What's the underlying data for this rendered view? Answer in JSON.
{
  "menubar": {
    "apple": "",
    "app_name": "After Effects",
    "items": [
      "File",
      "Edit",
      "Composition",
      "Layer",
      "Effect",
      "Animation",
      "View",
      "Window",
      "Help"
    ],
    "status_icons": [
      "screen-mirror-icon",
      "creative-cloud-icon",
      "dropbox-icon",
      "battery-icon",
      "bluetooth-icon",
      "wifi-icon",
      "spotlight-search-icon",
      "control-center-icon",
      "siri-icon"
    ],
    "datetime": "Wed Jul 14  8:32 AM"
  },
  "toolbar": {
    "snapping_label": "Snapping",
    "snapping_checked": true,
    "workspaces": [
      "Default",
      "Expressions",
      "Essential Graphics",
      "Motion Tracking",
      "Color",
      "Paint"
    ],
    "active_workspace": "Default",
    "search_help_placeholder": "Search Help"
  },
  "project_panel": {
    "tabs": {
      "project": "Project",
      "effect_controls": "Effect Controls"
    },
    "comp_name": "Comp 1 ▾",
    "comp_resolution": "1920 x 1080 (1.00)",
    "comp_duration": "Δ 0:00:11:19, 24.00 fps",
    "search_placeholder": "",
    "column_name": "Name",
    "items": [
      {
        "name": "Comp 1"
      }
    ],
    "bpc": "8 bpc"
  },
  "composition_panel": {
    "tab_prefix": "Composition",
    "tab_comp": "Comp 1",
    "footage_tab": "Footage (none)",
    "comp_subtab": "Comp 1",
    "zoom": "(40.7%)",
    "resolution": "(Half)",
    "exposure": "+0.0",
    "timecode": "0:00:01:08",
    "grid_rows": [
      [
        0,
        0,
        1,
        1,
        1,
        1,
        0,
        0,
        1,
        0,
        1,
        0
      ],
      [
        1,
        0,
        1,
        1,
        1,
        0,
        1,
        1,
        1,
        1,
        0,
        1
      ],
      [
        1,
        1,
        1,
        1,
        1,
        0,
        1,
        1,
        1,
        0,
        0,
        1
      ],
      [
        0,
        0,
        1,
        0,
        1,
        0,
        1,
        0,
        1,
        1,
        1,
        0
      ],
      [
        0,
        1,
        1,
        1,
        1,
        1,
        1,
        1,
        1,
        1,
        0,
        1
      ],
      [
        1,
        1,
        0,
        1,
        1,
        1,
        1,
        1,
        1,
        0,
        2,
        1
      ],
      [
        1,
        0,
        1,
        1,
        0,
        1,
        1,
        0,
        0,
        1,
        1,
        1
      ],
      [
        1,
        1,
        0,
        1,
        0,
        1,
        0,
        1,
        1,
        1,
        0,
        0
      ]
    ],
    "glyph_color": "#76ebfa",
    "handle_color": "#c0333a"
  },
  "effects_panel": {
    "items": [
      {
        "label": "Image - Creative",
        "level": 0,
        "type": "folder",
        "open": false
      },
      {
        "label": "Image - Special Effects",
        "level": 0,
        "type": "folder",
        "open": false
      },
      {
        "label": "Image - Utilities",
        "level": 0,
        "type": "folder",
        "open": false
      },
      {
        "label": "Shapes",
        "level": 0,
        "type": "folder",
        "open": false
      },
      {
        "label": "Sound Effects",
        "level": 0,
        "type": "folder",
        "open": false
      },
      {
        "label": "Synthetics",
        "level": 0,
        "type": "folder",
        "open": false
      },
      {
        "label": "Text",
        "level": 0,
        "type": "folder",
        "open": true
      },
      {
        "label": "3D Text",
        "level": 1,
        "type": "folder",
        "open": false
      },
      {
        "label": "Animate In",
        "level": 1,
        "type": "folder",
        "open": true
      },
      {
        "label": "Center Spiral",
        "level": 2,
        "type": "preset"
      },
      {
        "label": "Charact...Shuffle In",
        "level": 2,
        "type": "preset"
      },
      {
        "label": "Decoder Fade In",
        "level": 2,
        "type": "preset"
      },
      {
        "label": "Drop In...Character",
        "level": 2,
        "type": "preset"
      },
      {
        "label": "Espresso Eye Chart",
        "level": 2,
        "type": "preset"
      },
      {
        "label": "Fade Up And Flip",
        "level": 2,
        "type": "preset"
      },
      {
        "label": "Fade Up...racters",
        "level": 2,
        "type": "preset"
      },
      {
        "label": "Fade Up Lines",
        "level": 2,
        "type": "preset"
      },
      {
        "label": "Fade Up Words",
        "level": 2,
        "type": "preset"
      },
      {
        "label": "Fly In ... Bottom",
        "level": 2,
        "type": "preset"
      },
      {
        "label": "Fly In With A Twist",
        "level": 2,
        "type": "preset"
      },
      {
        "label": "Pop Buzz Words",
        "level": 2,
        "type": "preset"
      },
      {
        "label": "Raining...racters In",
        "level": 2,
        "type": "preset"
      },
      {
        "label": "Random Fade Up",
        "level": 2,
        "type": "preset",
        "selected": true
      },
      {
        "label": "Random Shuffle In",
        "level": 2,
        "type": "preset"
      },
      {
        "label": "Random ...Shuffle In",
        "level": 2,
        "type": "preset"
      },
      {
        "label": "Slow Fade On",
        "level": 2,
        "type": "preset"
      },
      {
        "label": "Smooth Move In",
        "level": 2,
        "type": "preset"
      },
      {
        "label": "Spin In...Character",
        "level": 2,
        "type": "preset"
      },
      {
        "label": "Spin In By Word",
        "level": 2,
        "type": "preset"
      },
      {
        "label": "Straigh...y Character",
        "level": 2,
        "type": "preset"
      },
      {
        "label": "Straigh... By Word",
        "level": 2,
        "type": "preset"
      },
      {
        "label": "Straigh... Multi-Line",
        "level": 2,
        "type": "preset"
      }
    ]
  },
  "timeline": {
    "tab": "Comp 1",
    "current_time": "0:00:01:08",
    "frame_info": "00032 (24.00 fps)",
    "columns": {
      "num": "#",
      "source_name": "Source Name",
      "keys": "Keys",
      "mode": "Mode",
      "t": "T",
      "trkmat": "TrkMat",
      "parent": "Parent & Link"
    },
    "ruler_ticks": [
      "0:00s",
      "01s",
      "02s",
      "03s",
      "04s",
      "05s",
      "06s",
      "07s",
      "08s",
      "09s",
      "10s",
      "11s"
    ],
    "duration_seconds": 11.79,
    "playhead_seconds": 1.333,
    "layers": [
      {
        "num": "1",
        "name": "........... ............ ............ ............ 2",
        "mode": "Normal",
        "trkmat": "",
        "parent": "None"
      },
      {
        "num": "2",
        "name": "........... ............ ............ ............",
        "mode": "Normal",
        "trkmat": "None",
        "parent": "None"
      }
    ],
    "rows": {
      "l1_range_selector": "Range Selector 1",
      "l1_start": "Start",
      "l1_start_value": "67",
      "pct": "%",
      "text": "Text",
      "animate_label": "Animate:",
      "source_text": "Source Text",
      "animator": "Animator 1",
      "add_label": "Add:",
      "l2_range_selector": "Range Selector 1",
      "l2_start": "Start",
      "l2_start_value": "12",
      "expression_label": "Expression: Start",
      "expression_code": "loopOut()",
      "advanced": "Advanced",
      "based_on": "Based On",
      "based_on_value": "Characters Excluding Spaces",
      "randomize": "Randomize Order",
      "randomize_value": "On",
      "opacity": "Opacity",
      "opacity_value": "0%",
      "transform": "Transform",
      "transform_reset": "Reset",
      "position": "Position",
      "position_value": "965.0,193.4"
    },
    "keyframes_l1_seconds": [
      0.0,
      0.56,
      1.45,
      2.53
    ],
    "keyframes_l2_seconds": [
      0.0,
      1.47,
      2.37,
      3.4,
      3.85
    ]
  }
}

---

Instruction » Filter the records, keeping only lines that contain "Animate", and show those lines.

Task result »
        "label": "Animate In",
      "animate_label": "Animate:",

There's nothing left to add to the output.